Please write out the material that follows, exactly as it stands.

------------

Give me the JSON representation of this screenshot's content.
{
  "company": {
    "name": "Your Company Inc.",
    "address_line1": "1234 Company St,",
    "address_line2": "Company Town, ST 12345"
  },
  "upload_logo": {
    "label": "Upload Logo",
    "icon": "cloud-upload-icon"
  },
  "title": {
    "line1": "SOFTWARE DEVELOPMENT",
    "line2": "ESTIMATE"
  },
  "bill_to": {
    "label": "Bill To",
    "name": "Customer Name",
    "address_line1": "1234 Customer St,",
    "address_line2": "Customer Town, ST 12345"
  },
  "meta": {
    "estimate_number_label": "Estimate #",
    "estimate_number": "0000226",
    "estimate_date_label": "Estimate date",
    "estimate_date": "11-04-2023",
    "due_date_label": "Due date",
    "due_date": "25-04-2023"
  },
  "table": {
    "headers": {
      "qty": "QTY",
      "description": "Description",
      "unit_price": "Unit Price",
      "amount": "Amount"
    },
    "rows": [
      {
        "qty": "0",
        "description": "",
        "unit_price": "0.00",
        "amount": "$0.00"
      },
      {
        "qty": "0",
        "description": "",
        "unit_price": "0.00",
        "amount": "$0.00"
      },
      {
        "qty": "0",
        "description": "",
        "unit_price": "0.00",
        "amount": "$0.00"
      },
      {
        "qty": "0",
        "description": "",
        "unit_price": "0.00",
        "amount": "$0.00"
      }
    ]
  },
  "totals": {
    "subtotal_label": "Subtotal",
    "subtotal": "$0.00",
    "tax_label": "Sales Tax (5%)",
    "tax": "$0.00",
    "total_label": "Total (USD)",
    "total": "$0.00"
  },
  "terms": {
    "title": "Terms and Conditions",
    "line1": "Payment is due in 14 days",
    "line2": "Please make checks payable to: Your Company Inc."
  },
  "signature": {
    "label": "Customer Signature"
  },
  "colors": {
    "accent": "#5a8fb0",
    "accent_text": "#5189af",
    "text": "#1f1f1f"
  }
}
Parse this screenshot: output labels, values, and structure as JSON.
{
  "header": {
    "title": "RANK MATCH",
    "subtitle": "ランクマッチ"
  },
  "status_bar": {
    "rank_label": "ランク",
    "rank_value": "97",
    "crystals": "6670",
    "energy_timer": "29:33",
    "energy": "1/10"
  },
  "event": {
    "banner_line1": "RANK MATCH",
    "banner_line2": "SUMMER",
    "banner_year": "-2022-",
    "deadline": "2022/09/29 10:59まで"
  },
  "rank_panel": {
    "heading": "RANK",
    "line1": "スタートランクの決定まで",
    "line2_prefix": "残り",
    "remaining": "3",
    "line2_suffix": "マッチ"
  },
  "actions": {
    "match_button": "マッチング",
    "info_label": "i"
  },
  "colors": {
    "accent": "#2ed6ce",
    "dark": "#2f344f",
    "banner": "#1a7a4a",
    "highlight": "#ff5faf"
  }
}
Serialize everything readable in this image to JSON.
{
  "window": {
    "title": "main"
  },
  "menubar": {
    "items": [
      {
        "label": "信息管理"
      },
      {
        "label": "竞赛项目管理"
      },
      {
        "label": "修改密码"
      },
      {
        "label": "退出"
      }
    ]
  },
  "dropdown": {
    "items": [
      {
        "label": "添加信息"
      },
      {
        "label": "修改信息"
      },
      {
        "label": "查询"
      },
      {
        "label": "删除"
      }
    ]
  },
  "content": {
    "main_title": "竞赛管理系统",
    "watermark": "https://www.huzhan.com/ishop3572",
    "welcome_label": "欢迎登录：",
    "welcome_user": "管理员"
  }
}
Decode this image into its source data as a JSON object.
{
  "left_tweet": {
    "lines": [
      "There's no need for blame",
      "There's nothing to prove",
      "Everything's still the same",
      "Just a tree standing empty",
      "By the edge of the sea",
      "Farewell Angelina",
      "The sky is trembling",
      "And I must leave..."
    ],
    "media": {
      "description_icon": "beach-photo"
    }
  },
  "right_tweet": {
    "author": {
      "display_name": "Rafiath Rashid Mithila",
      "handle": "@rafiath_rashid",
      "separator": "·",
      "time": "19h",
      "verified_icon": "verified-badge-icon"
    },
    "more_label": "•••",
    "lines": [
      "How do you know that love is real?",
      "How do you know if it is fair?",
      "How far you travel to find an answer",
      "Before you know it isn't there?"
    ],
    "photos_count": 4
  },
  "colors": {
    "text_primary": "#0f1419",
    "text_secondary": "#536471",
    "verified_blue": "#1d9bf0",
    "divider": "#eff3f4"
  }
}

------------

**Correct result**.
Give me the JSON representation of this screenshot's content.
{
  "company": {
    "name": "Your Company Inc.",
    "address_line1": "1234 Company St,",
    "address_line2": "Company Town, ST 12345"
  },
  "upload_logo": {
    "label": "Upload Logo",
    "icon": "cloud-upload-icon"
  },
  "title": {
    "line1": "SOFTWARE DEVELOPMENT",
    "line2": "ESTIMATE"
  },
  "bill_to": {
    "label": "Bill To",
    "name": "Customer Name",
    "address_line1": "1234 Customer St,",
    "address_line2": "Customer Town, ST 12345"
  },
  "meta": {
    "estimate_number_label": "Estimate #",
    "estimate_number": "0000226",
    "estimate_date_label": "Estimate date",
    "estimate_date": "11-04-2023",
    "due_date_label": "Due date",
    "due_date": "25-04-2023"
  },
  "table": {
    "headers": {
      "qty": "QTY",
      "description": "Description",
      "unit_price": "Unit Price",
      "amount": "Amount"
    },
    "rows": [
      {
        "qty": "0",
        "description": "",
        "unit_price": "0.00",
        "amount": "$0.00"
      },
      {
        "qty": "0",
        "description": "",
        "unit_price": "0.00",
        "amount": "$0.00"
      },
      {
        "qty": "0",
        "description": "",
        "unit_price": "0.00",
        "amount": "$0.00"
      },
      {
        "qty": "0",
        "description": "",
        "unit_price": "0.00",
        "amount": "$0.00"
      }
    ]
  },
  "totals": {
    "subtotal_label": "Subtotal",
    "subtotal": "$0.00",
    "tax_label": "Sales Tax (5%)",
    "tax": "$0.00",
    "total_label": "Total (USD)",
    "total": "$0.00"
  },
  "terms": {
    "title": "Terms and Conditions",
    "line1": "Payment is due in 14 days",
    "line2": "Please make checks payable to: Your Company Inc."
  },
  "signature": {
    "label": "Customer Signature"
  },
  "colors": {
    "accent": "#5a8fb0",
    "accent_text": "#5189af",
    "text": "#1f1f1f"
  }
}
Parse this screenshot: output labels, values, and structure as JSON.
{
  "header": {
    "title": "RANK MATCH",
    "subtitle": "ランクマッチ"
  },
  "status_bar": {
    "rank_label": "ランク",
    "rank_value": "97",
    "crystals": "6670",
    "energy_timer": "29:33",
    "energy": "1/10"
  },
  "event": {
    "banner_line1": "RANK MATCH",
    "banner_line2": "SUMMER",
    "banner_year": "-2022-",
    "deadline": "2022/09/29 10:59まで"
  },
  "rank_panel": {
    "heading": "RANK",
    "line1": "スタートランクの決定まで",
    "line2_prefix": "残り",
    "remaining": "3",
    "line2_suffix": "マッチ"
  },
  "actions": {
    "match_button": "マッチング",
    "info_label": "i"
  },
  "colors": {
    "accent": "#2ed6ce",
    "dark": "#2f344f",
    "banner": "#1a7a4a",
    "highlight": "#ff5faf"
  }
}
Serialize everything readable in this image to JSON.
{
  "window": {
    "title": "main"
  },
  "menubar": {
    "items": [
      {
        "label": "信息管理"
      },
      {
        "label": "竞赛项目管理"
      },
      {
        "label": "修改密码"
      },
      {
        "label": "退出"
      }
    ]
  },
  "dropdown": {
    "items": [
      {
        "label": "添加信息"
      },
      {
        "label": "修改信息"
      },
      {
        "label": "查询"
      },
      {
        "label": "删除"
      }
    ]
  },
  "content": {
    "main_title": "竞赛管理系统",
    "watermark": "https://www.huzhan.com/ishop3572",
    "welcome_label": "欢迎登录：",
    "welcome_user": "管理员"
  }
}
Decode this image into its source data as a JSON object.
{
  "left_tweet": {
    "lines": [
      "There's no need for blame",
      "There's nothing to prove",
      "Everything's still the same",
      "Just a tree standing empty",
      "By the edge of the sea",
      "Farewell Angelina",
      "The sky is trembling",
      "And I must leave..."
    ],
    "media": {
      "description_icon": "beach-photo"
    }
  },
  "right_tweet": {
    "author": {
      "display_name": "Rafiath Rashid Mithila",
      "handle": "@rafiath_rashid",
      "separator": "·",
      "time": "19h",
      "verified_icon": "verified-badge-icon"
    },
    "more_label": "•••",
    "lines": [
      "How do you know that love is real?",
      "How do you know if it is fair?",
      "How far you travel to find an answer",
      "Before you know it isn't there?"
    ],
    "photos_count": 4
  },
  "colors": {
    "text_primary": "#0f1419",
    "text_secondary": "#536471",
    "verified_blue": "#1d9bf0",
    "divider": "#eff3f4"
  }
}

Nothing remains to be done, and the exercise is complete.